PROVIDED RECORDS:
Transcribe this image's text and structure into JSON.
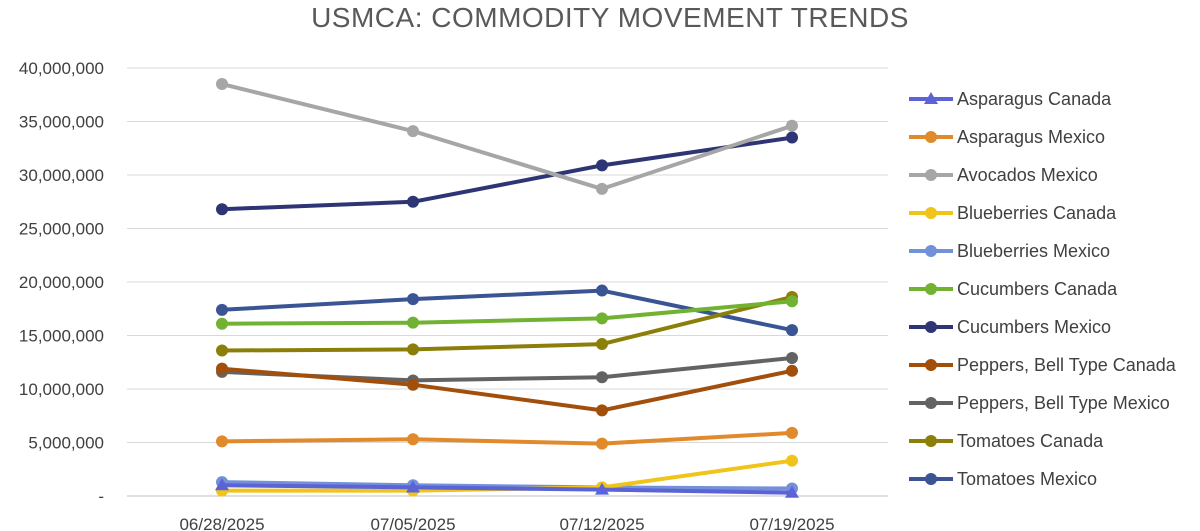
{
  "chart_data": {
    "type": "line",
    "title": "USMCA: COMMODITY MOVEMENT TRENDS",
    "xlabel": "",
    "ylabel": "",
    "categories": [
      "06/28/2025",
      "07/05/2025",
      "07/12/2025",
      "07/19/2025"
    ],
    "ylim": [
      0,
      40000000
    ],
    "yticks": [
      0,
      5000000,
      10000000,
      15000000,
      20000000,
      25000000,
      30000000,
      35000000,
      40000000
    ],
    "ytick_labels": [
      "-",
      "5,000,000",
      "10,000,000",
      "15,000,000",
      "20,000,000",
      "25,000,000",
      "30,000,000",
      "35,000,000",
      "40,000,000"
    ],
    "grid": "horizontal",
    "legend_position": "right",
    "series": [
      {
        "name": "Asparagus Canada",
        "color": "#5b63d6",
        "marker": "triangle",
        "values": [
          1000000,
          800000,
          600000,
          300000
        ]
      },
      {
        "name": "Asparagus Mexico",
        "color": "#e08a2c",
        "marker": "circle",
        "values": [
          5100000,
          5300000,
          4900000,
          5900000
        ]
      },
      {
        "name": "Avocados Mexico",
        "color": "#a6a6a6",
        "marker": "circle",
        "values": [
          38500000,
          34100000,
          28700000,
          34600000
        ]
      },
      {
        "name": "Blueberries Canada",
        "color": "#f0c419",
        "marker": "circle",
        "values": [
          500000,
          500000,
          800000,
          3300000
        ]
      },
      {
        "name": "Blueberries Mexico",
        "color": "#7291d8",
        "marker": "circle",
        "values": [
          1300000,
          1000000,
          800000,
          700000
        ]
      },
      {
        "name": "Cucumbers Canada",
        "color": "#72b233",
        "marker": "circle",
        "values": [
          16100000,
          16200000,
          16600000,
          18200000
        ]
      },
      {
        "name": "Cucumbers Mexico",
        "color": "#2e3574",
        "marker": "circle",
        "values": [
          26800000,
          27500000,
          30900000,
          33500000
        ]
      },
      {
        "name": "Peppers, Bell Type Canada",
        "color": "#a14f0b",
        "marker": "circle",
        "values": [
          11900000,
          10400000,
          8000000,
          11700000
        ]
      },
      {
        "name": "Peppers, Bell Type Mexico",
        "color": "#636363",
        "marker": "circle",
        "values": [
          11600000,
          10800000,
          11100000,
          12900000
        ]
      },
      {
        "name": "Tomatoes Canada",
        "color": "#8c7f09",
        "marker": "circle",
        "values": [
          13600000,
          13700000,
          14200000,
          18600000
        ]
      },
      {
        "name": "Tomatoes Mexico",
        "color": "#3a5494",
        "marker": "circle",
        "values": [
          17400000,
          18400000,
          19200000,
          15500000
        ]
      }
    ]
  }
}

GIVEN TASK: Scan the listing above for the word "Mexico" and copy every line that holds it.

OUTPUT BELOW:
        "name": "Asparagus Mexico",
        "name": "Avocados Mexico",
        "name": "Blueberries Mexico",
        "name": "Cucumbers Mexico",
        "name": "Peppers, Bell Type Mexico",
        "name": "Tomatoes Mexico",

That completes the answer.